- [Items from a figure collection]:
+--

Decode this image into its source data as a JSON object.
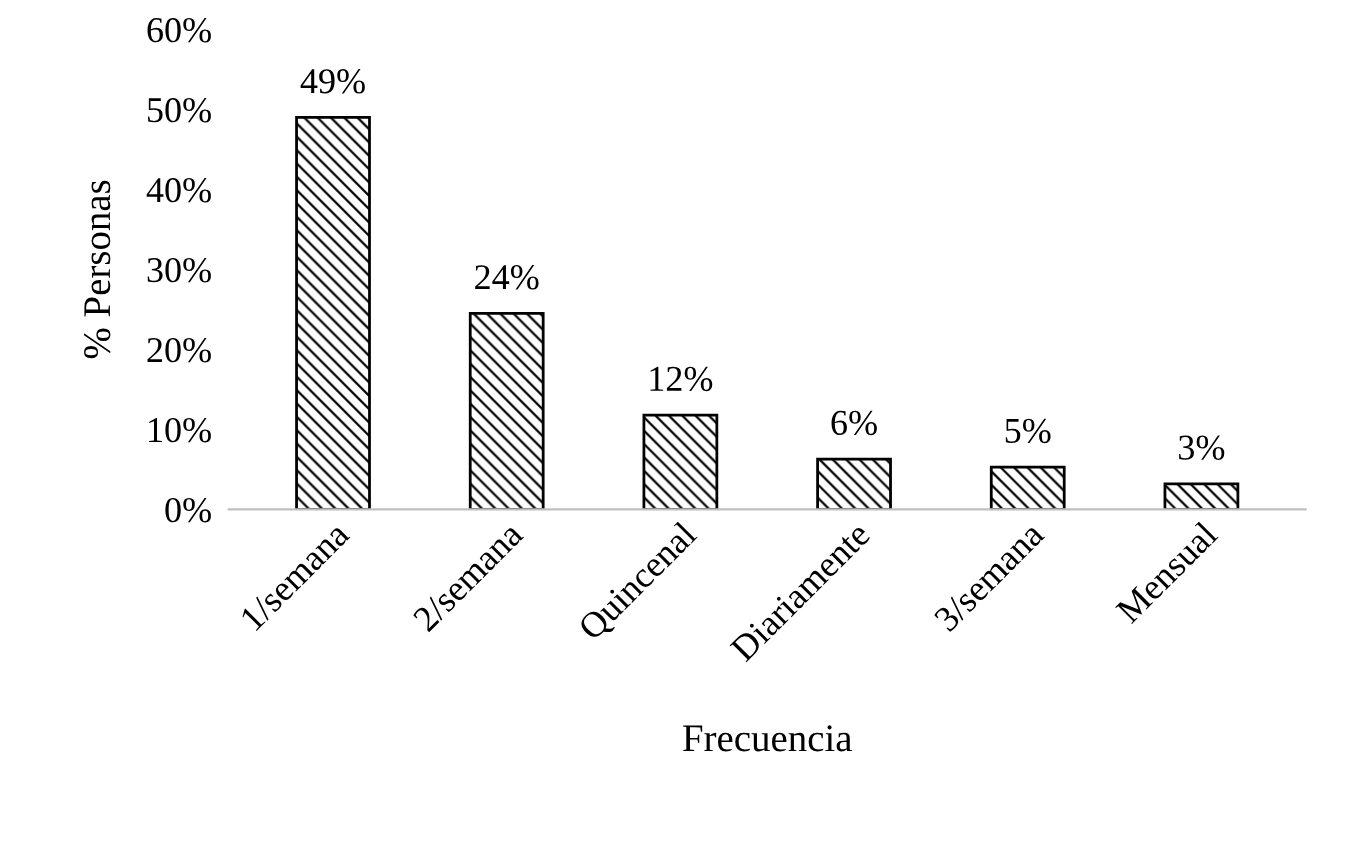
{
  "chart_data": {
    "type": "bar",
    "xlabel": "Frecuencia",
    "ylabel": "% Personas",
    "categories": [
      "1/semana",
      "2/semana",
      "Quincenal",
      "Diariamente",
      "3/semana",
      "Mensual"
    ],
    "values": [
      49,
      24.5,
      11.8,
      6.3,
      5.3,
      3.2
    ],
    "value_labels": [
      "49%",
      "24%",
      "12%",
      "6%",
      "5%",
      "3%"
    ],
    "color": "#000000",
    "ylim": [
      0,
      60
    ],
    "yticks": [
      {
        "value": 0,
        "label": "0%"
      },
      {
        "value": 10,
        "label": "10%"
      },
      {
        "value": 20,
        "label": "20%"
      },
      {
        "value": 30,
        "label": "30%"
      },
      {
        "value": 40,
        "label": "40%"
      },
      {
        "value": 50,
        "label": "50%"
      },
      {
        "value": 60,
        "label": "60%"
      }
    ],
    "grid": false,
    "legend": false
  }
}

+--

Each line of the data is to be duplicated exactly; pictures stay out of the copy.

Decode this image into its source data as a JSON object.
{
  "chart_data": {
    "type": "bar",
    "xlabel": "Frecuencia",
    "ylabel": "% Personas",
    "categories": [
      "1/semana",
      "2/semana",
      "Quincenal",
      "Diariamente",
      "3/semana",
      "Mensual"
    ],
    "values": [
      49,
      24.5,
      11.8,
      6.3,
      5.3,
      3.2
    ],
    "value_labels": [
      "49%",
      "24%",
      "12%",
      "6%",
      "5%",
      "3%"
    ],
    "color": "#000000",
    "ylim": [
      0,
      60
    ],
    "yticks": [
      {
        "value": 0,
        "label": "0%"
      },
      {
        "value": 10,
        "label": "10%"
      },
      {
        "value": 20,
        "label": "20%"
      },
      {
        "value": 30,
        "label": "30%"
      },
      {
        "value": 40,
        "label": "40%"
      },
      {
        "value": 50,
        "label": "50%"
      },
      {
        "value": 60,
        "label": "60%"
      }
    ],
    "grid": false,
    "legend": false
  }
}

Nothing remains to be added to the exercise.